***** Supplied data *****

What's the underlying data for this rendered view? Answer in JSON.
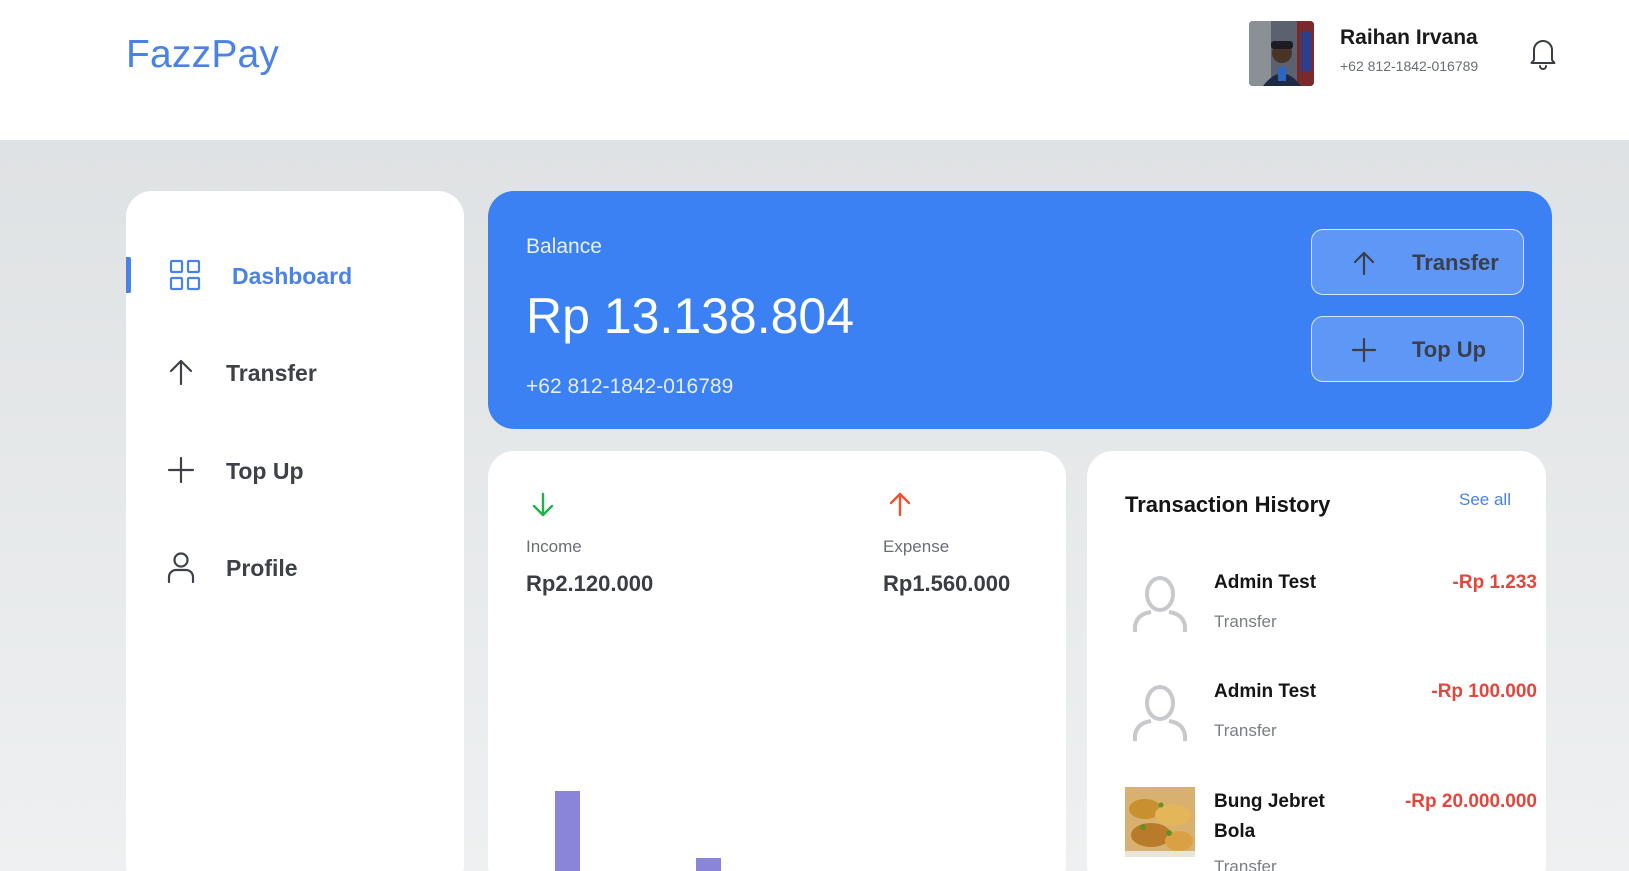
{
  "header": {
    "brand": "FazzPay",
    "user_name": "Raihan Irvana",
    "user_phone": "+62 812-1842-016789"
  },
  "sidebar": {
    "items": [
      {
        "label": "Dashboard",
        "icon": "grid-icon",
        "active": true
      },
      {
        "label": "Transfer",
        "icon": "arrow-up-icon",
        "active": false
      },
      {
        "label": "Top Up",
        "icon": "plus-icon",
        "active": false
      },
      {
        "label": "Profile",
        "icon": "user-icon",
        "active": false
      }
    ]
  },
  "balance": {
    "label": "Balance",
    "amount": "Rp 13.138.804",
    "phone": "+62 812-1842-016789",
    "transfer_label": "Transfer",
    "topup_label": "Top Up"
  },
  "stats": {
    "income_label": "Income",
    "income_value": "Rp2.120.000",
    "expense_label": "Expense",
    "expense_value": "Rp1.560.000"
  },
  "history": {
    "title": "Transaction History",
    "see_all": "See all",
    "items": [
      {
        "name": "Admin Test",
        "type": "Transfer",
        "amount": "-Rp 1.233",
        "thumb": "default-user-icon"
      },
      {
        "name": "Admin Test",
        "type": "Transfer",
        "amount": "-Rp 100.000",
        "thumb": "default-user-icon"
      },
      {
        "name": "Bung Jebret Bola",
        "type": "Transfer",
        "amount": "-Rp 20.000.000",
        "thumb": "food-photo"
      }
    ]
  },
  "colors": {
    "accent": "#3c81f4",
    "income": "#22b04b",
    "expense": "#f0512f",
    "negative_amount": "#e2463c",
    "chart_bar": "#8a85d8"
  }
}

*****
***** Supplied data *****

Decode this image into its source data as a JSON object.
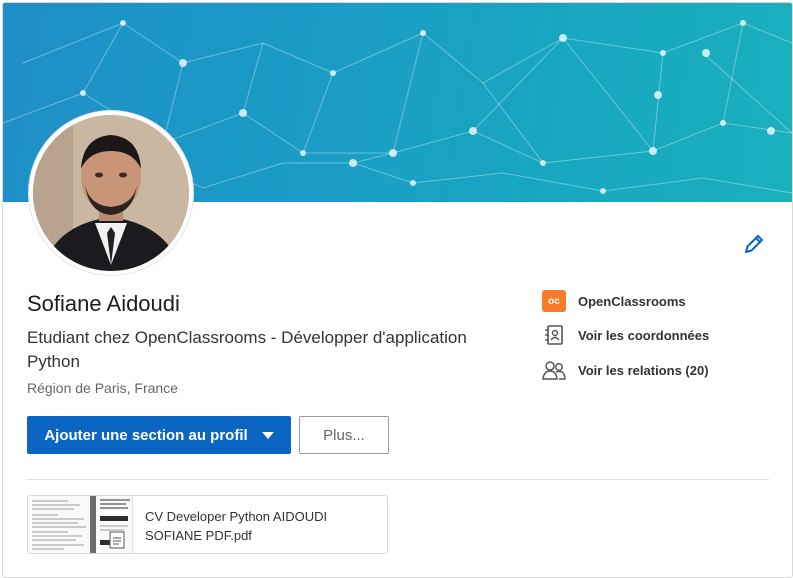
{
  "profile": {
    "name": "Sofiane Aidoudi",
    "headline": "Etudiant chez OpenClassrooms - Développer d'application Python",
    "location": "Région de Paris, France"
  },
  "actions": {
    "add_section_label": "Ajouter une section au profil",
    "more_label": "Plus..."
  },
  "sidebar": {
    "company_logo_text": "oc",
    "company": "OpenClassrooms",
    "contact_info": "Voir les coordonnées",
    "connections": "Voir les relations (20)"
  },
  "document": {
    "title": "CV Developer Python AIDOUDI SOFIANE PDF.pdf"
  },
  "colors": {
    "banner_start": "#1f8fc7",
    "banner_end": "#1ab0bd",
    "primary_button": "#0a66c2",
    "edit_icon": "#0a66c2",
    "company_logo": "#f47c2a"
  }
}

*****

Exercise details: Which lines above contain the word "this"? Copy each of them.

Task result:
What's the underlying data for this rendered view? Answer in JSON.
Decode this image into its source data as a JSON object.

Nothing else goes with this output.